== Extrait étudié ==
>>

Le Quotidien d’Algérie, jeudi 28 septembre 2017
Akram Belkaïd, Paris
C’était il y a une dizaine d’années. Un déjeuner banal
et improvisé entre journalistes. Au menu, l’habituel passage en revue des
sujets du moment. Puis une discussion à propos de la situation au Proche-Orient
avec les violences sans fin en Irak et le drame insupportable des Palestiniens.
Ce fut, pour moi, une double occasion. D’abord une prise de bec, ensuite une
prise de conscience. Pour la première, le ton est vite monté avec un confrère
me servant l’habituelle discours sur Israël « seule démocratie bla-bla-bla… ».
Sentant que je n’abandonnerai aucun pouce de terrain et que le reste de la
tablée était hostile à ses idées, le concerné a quitté le repas, nous traitant
tous – accusation habituelle et ô combien facile – d’antisémites.
« Il
ne faut pas lui en vouloir, m’a-t-on dit pour excuser son geste et
son propos outrancier. Quand on vient
d’une famille comme la sienne, c’est le minimum qu’il puisse faire. »
J’ai appris que ce confrère avait pour proches aïeux des collaborateurs actifs pendant
la Seconde Guerre mondiale. A la libération, ils avaient été condamnés à des
peines de prison et à la déchéance de leurs droits. Pour gommer ce passé
honteux, son père avait changé de patronyme mais la tache n’avait pas pour
autant été effacée. Je réalisai alors que quelque chose me manquait dans la
compréhension de la société française.

<<

== Objectif ==
Poursuivez la chronique sur ce déjeuner entre journalistes en reprenant après sa dernière phrase. Les données qui suivent ne servent pas à l'exercice.

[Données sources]
>>

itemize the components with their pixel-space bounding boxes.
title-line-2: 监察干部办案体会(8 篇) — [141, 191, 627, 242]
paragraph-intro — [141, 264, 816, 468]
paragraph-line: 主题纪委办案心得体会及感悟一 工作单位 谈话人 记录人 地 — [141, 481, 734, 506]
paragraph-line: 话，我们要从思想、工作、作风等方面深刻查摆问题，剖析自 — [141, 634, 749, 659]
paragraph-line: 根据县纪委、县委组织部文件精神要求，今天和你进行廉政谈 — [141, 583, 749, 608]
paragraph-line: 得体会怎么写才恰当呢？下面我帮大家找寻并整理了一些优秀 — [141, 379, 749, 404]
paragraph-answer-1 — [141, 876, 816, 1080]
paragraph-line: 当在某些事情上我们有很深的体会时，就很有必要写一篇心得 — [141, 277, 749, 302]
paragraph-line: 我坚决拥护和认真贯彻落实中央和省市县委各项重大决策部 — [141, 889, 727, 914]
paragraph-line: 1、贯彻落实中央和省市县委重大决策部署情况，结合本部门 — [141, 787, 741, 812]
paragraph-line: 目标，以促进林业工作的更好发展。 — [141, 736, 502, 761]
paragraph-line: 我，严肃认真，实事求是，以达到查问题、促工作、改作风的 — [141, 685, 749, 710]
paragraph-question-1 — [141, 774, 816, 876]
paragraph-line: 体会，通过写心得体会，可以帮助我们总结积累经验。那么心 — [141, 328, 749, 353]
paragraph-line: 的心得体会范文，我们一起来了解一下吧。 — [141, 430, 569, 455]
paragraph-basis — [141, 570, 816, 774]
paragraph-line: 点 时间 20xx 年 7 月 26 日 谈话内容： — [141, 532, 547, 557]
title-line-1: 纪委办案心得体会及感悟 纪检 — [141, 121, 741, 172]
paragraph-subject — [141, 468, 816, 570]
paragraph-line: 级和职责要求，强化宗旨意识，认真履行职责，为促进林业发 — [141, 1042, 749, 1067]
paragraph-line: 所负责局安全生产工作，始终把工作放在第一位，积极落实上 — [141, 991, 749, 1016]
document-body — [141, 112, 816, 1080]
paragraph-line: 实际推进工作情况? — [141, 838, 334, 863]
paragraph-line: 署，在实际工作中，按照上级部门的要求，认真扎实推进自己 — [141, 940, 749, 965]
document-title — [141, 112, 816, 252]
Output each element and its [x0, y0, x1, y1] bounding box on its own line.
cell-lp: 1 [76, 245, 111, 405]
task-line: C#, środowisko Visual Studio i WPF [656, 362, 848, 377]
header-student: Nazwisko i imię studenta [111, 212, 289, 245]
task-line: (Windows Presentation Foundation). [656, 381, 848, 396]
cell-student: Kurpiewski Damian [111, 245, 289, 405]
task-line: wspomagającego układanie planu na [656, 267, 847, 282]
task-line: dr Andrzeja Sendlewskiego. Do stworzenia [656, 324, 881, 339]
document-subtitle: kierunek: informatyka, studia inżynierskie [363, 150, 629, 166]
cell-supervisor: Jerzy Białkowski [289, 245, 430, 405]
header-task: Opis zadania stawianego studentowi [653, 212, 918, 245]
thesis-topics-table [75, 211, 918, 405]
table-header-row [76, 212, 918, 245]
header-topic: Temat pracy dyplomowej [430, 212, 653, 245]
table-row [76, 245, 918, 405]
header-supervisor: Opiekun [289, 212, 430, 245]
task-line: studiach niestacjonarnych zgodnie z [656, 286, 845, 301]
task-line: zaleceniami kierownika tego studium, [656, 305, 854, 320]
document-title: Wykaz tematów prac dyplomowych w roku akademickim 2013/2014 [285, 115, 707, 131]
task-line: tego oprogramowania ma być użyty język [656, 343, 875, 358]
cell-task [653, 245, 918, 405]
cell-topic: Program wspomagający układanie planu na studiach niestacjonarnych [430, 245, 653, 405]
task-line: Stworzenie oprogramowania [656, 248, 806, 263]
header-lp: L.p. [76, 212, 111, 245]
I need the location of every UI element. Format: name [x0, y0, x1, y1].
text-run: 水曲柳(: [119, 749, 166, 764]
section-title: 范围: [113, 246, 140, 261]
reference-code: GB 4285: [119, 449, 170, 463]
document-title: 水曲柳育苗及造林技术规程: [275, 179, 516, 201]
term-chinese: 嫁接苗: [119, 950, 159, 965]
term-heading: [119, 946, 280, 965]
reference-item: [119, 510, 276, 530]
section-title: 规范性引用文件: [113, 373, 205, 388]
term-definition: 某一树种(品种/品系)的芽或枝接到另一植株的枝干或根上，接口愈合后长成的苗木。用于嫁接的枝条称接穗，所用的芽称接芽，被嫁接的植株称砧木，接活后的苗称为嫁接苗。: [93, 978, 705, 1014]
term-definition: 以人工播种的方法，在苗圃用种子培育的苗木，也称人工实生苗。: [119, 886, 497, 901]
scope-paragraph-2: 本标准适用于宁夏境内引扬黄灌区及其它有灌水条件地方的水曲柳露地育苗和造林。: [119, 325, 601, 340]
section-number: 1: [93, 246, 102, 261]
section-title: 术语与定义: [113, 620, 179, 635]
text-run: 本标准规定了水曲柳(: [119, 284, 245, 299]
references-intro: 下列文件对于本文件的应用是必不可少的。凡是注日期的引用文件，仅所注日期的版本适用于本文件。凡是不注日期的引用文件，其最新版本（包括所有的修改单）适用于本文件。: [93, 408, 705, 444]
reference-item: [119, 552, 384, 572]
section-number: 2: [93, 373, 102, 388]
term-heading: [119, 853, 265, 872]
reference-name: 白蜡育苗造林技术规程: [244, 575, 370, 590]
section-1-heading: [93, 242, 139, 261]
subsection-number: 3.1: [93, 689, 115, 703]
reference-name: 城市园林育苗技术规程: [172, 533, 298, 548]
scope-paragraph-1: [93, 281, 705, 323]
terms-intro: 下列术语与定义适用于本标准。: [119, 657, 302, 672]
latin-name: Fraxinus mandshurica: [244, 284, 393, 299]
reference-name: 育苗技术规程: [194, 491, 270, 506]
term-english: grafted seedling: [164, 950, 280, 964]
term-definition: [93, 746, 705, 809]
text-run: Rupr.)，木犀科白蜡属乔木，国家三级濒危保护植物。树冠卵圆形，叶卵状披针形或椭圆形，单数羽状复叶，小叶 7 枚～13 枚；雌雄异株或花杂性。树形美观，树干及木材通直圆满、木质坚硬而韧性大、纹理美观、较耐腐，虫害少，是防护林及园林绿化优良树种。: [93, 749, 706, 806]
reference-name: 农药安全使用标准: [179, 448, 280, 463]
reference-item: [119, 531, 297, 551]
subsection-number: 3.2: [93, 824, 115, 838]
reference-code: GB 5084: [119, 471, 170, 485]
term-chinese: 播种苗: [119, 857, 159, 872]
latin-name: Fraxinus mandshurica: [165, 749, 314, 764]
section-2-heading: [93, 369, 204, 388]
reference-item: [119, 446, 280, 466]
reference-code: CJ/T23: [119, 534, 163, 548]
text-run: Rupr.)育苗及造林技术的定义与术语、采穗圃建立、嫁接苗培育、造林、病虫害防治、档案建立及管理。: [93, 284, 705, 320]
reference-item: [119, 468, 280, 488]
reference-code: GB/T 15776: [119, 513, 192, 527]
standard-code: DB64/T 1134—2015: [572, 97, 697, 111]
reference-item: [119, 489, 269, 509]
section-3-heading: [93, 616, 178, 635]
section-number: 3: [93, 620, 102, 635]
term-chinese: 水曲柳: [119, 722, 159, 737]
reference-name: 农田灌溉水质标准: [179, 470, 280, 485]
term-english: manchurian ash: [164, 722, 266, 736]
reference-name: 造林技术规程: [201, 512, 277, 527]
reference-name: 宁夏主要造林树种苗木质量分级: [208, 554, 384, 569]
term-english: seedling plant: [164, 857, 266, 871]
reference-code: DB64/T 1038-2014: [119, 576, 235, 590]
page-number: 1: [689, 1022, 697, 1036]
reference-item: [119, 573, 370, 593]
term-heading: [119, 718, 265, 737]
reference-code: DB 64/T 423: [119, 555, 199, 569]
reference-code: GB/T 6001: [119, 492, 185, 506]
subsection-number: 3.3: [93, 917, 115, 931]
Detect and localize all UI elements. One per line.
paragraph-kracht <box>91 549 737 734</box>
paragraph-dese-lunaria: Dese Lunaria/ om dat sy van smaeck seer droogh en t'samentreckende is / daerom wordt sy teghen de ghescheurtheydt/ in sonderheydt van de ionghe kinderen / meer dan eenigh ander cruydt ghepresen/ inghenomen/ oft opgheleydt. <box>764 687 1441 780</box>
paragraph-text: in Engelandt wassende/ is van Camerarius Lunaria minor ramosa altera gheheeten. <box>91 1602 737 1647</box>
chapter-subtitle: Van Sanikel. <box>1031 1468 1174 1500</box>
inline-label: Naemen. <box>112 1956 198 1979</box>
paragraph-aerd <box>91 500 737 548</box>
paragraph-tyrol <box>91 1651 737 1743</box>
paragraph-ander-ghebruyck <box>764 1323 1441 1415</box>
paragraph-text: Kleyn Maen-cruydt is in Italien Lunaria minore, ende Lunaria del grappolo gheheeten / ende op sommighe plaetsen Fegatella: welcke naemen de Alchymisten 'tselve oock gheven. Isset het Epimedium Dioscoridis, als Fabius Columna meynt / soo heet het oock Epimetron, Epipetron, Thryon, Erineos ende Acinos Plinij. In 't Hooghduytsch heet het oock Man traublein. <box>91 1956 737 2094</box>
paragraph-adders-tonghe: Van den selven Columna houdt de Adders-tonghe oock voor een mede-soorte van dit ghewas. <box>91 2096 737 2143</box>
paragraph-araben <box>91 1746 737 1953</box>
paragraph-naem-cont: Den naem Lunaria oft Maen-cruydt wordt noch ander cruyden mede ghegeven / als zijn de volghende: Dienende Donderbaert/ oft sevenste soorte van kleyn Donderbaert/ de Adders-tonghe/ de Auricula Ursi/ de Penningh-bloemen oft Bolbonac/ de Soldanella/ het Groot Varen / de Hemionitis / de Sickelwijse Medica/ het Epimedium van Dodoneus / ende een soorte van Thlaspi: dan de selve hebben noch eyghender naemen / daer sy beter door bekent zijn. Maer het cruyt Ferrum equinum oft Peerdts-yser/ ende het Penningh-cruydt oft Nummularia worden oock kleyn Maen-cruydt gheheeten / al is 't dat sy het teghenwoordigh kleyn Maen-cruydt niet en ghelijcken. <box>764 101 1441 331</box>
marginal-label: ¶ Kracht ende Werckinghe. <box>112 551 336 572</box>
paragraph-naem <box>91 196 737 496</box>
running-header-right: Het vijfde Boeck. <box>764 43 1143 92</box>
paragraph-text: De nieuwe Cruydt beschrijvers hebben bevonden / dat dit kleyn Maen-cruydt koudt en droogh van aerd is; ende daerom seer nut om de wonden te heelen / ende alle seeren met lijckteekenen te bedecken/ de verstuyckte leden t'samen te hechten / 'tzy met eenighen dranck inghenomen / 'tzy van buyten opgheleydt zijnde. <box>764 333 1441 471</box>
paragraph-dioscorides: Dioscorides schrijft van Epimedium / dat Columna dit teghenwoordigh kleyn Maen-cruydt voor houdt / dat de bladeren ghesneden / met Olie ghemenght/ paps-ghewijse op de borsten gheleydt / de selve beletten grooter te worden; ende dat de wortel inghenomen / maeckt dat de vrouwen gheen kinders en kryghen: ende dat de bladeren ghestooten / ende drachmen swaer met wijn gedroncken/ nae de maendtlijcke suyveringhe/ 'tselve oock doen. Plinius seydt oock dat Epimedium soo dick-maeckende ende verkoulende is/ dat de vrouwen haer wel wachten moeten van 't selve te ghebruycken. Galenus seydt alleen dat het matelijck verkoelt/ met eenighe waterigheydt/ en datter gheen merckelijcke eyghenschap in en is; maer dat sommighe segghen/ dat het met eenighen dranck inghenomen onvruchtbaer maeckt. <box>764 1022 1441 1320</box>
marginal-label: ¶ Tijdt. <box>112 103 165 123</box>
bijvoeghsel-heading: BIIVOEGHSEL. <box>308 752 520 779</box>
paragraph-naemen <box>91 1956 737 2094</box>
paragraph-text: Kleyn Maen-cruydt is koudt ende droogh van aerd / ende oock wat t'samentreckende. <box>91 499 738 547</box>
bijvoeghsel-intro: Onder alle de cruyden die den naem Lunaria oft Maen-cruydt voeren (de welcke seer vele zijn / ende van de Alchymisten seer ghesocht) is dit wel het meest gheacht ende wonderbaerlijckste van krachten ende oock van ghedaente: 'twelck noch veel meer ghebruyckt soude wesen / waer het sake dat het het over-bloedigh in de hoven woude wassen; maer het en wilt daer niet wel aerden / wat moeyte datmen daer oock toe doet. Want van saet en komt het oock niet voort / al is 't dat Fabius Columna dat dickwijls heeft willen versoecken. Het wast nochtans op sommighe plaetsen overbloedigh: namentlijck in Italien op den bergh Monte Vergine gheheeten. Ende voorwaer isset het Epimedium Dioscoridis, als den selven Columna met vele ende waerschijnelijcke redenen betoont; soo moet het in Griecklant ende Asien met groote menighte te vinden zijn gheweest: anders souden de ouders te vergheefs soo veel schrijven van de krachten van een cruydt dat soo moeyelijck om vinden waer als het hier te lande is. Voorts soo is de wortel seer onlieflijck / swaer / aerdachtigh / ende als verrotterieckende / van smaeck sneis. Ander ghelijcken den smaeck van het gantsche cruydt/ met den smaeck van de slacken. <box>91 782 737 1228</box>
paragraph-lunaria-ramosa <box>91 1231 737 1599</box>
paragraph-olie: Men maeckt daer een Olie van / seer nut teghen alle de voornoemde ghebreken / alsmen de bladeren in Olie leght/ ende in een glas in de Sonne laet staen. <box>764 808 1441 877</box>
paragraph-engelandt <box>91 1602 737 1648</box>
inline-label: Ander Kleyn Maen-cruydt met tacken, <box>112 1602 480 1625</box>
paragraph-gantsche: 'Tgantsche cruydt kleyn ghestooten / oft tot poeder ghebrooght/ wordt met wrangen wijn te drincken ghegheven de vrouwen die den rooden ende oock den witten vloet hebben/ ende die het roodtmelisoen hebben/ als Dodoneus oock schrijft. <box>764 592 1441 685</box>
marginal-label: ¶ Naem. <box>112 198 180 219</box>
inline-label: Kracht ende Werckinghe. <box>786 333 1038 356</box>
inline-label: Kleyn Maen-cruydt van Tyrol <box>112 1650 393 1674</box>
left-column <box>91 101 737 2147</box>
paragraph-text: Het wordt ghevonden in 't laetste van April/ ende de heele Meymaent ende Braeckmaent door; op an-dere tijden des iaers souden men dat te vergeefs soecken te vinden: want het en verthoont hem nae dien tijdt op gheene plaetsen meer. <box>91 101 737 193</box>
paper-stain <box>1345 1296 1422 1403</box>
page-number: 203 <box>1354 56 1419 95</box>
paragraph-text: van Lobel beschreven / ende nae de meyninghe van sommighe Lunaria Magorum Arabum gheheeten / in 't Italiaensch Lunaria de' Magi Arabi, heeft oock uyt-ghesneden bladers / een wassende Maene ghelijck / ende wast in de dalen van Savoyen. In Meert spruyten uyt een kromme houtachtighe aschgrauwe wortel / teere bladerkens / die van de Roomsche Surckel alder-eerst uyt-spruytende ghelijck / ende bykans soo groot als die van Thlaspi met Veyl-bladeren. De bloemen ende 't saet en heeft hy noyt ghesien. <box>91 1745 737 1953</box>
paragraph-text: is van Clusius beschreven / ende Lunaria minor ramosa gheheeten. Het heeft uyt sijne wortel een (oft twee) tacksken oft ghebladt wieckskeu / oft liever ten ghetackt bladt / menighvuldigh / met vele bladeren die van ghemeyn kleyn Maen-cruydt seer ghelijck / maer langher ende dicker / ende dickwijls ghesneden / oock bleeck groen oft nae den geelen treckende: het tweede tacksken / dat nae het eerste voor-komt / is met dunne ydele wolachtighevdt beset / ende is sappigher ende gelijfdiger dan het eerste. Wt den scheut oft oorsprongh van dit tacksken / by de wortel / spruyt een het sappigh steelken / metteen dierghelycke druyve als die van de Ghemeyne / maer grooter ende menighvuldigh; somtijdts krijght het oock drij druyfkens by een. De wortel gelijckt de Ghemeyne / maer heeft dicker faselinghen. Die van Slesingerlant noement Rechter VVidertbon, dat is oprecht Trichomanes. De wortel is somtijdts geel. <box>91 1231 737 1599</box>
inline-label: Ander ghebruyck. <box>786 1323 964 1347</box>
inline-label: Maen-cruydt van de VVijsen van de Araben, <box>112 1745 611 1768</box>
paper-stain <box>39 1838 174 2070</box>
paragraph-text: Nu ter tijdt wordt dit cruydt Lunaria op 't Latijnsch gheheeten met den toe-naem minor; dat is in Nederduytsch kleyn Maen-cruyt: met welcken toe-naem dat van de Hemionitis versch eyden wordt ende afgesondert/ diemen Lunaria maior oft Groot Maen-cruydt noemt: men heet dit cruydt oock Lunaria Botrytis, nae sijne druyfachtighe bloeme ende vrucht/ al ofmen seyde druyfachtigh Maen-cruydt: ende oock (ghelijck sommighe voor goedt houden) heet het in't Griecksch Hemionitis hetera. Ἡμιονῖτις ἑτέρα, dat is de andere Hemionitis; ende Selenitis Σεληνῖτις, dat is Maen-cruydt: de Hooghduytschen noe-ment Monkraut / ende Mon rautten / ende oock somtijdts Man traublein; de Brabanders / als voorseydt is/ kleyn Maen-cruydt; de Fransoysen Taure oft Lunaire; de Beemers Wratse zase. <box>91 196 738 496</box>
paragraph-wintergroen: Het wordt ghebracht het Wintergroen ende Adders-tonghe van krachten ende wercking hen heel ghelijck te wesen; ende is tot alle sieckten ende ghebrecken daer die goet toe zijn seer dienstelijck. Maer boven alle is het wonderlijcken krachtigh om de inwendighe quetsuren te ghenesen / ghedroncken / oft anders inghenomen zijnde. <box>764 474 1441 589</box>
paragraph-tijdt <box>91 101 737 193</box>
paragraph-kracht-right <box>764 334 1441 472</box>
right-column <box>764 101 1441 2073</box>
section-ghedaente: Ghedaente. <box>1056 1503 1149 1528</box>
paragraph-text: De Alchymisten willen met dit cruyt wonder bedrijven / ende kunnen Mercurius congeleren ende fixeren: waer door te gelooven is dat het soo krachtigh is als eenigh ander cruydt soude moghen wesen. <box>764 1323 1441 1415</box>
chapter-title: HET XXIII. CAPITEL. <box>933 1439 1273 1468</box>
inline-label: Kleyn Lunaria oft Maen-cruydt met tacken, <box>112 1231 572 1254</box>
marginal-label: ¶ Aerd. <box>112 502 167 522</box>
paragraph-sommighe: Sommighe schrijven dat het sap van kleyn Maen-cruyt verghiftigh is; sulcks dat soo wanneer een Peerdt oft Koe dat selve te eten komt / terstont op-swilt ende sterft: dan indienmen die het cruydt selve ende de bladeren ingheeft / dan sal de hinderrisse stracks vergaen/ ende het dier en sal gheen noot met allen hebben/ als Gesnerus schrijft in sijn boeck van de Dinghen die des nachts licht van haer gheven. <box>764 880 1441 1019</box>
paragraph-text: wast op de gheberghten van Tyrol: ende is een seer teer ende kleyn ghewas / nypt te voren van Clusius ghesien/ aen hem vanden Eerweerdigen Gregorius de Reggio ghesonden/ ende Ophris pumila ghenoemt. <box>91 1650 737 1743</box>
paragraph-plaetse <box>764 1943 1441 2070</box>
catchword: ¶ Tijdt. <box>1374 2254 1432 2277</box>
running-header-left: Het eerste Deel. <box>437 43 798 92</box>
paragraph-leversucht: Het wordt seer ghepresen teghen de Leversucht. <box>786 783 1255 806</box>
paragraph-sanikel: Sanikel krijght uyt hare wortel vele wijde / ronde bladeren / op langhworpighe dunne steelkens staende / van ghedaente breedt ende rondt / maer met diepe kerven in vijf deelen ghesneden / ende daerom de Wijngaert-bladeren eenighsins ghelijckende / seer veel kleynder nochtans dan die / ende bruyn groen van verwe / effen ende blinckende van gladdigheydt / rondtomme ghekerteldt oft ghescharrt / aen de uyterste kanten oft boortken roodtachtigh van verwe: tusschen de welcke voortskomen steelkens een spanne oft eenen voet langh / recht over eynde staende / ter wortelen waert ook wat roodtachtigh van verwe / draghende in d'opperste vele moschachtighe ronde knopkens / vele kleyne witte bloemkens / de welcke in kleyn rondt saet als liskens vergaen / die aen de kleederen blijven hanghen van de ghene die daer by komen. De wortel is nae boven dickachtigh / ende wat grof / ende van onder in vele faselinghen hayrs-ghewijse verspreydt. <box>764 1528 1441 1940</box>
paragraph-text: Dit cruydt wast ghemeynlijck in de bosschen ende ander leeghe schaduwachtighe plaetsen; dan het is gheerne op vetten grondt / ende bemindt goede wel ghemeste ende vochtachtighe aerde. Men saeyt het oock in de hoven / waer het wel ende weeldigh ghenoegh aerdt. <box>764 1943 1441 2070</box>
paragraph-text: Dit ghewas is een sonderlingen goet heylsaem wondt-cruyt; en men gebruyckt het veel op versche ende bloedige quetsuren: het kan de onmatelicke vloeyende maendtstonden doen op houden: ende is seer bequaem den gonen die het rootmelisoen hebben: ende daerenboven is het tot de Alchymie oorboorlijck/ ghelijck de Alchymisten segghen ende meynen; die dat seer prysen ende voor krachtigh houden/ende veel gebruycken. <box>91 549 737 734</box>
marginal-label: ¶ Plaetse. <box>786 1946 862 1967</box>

<<

== Corrigé ==
En tant qu’Algérien, comme nombre de mes compatriotes,
je suis persuadé que l’Algérie, et notamment la Guerre d’indépendance, façonne
l’inconscient hexagonal. Je dis souvent que chaque Français ou presque a sa
propre « histoire algérienne » (parfois même contre son gré) et
qu’elle pèse certainement dans ses actes et ses opinions. On peut bien se dire
que ce conflit est terminé depuis longtemps et que l’histoire ne s’arrête pas en
chemin. Il n’empêche : le fait algérien demeure omniprésent comme en
témoigne, une fois encore, la production littéraire de cette rentrée (*). A
l’inverse, j’avoue être totalement passé à côté de ce que peut peser le passé
collaborationniste.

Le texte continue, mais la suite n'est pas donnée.